Extract the text of every entry below exactly; leave images out.

**Data for this task:**
------
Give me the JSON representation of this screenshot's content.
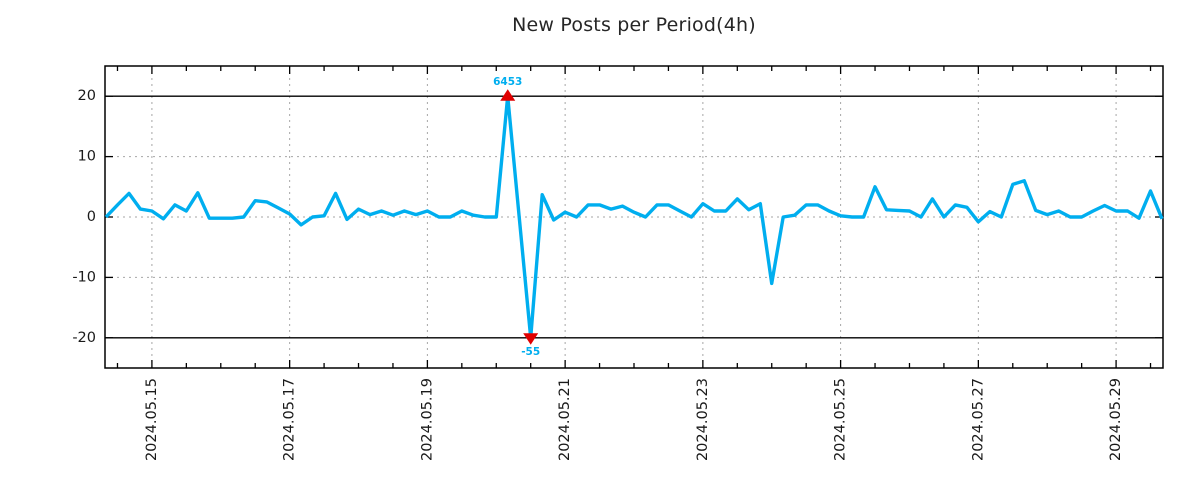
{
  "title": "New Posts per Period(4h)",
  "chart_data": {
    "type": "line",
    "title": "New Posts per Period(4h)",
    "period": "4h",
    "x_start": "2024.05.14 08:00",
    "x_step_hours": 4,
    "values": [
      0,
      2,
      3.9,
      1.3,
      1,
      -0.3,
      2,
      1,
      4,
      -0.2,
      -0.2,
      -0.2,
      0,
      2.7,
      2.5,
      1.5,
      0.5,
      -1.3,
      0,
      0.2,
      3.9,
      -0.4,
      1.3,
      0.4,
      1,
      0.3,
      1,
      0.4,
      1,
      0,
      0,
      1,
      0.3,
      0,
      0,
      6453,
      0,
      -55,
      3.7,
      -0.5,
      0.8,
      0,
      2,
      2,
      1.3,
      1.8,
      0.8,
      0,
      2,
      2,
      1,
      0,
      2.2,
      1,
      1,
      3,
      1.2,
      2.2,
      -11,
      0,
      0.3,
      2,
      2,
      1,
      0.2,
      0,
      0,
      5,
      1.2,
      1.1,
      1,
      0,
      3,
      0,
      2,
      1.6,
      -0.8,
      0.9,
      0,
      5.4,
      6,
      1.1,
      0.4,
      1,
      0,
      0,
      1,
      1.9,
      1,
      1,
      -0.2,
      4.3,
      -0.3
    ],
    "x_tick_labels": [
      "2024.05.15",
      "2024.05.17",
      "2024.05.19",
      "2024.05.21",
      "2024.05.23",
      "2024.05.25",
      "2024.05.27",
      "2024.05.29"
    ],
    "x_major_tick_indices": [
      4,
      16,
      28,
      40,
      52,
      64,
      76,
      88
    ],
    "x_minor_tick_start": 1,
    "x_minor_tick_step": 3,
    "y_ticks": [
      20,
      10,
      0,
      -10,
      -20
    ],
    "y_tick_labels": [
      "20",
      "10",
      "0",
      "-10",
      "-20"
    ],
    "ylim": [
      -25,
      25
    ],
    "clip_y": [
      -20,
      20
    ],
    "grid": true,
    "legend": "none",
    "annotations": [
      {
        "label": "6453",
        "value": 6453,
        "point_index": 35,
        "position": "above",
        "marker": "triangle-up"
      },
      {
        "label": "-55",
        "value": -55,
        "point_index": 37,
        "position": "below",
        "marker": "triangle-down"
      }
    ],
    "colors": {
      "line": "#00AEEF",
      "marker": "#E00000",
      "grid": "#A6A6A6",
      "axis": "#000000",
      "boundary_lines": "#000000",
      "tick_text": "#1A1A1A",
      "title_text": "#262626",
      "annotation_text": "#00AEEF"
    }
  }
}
------
**Exercise solution:**
Give me the JSON representation of this screenshot's content.
{
  "title": "New Posts per Period(4h)",
  "chart_data": {
    "type": "line",
    "title": "New Posts per Period(4h)",
    "period": "4h",
    "x_start": "2024.05.14 08:00",
    "x_step_hours": 4,
    "values": [
      0,
      2,
      3.9,
      1.3,
      1,
      -0.3,
      2,
      1,
      4,
      -0.2,
      -0.2,
      -0.2,
      0,
      2.7,
      2.5,
      1.5,
      0.5,
      -1.3,
      0,
      0.2,
      3.9,
      -0.4,
      1.3,
      0.4,
      1,
      0.3,
      1,
      0.4,
      1,
      0,
      0,
      1,
      0.3,
      0,
      0,
      6453,
      0,
      -55,
      3.7,
      -0.5,
      0.8,
      0,
      2,
      2,
      1.3,
      1.8,
      0.8,
      0,
      2,
      2,
      1,
      0,
      2.2,
      1,
      1,
      3,
      1.2,
      2.2,
      -11,
      0,
      0.3,
      2,
      2,
      1,
      0.2,
      0,
      0,
      5,
      1.2,
      1.1,
      1,
      0,
      3,
      0,
      2,
      1.6,
      -0.8,
      0.9,
      0,
      5.4,
      6,
      1.1,
      0.4,
      1,
      0,
      0,
      1,
      1.9,
      1,
      1,
      -0.2,
      4.3,
      -0.3
    ],
    "x_tick_labels": [
      "2024.05.15",
      "2024.05.17",
      "2024.05.19",
      "2024.05.21",
      "2024.05.23",
      "2024.05.25",
      "2024.05.27",
      "2024.05.29"
    ],
    "x_major_tick_indices": [
      4,
      16,
      28,
      40,
      52,
      64,
      76,
      88
    ],
    "x_minor_tick_start": 1,
    "x_minor_tick_step": 3,
    "y_ticks": [
      20,
      10,
      0,
      -10,
      -20
    ],
    "y_tick_labels": [
      "20",
      "10",
      "0",
      "-10",
      "-20"
    ],
    "ylim": [
      -25,
      25
    ],
    "clip_y": [
      -20,
      20
    ],
    "grid": true,
    "legend": "none",
    "annotations": [
      {
        "label": "6453",
        "value": 6453,
        "point_index": 35,
        "position": "above",
        "marker": "triangle-up"
      },
      {
        "label": "-55",
        "value": -55,
        "point_index": 37,
        "position": "below",
        "marker": "triangle-down"
      }
    ],
    "colors": {
      "line": "#00AEEF",
      "marker": "#E00000",
      "grid": "#A6A6A6",
      "axis": "#000000",
      "boundary_lines": "#000000",
      "tick_text": "#1A1A1A",
      "title_text": "#262626",
      "annotation_text": "#00AEEF"
    }
  }
}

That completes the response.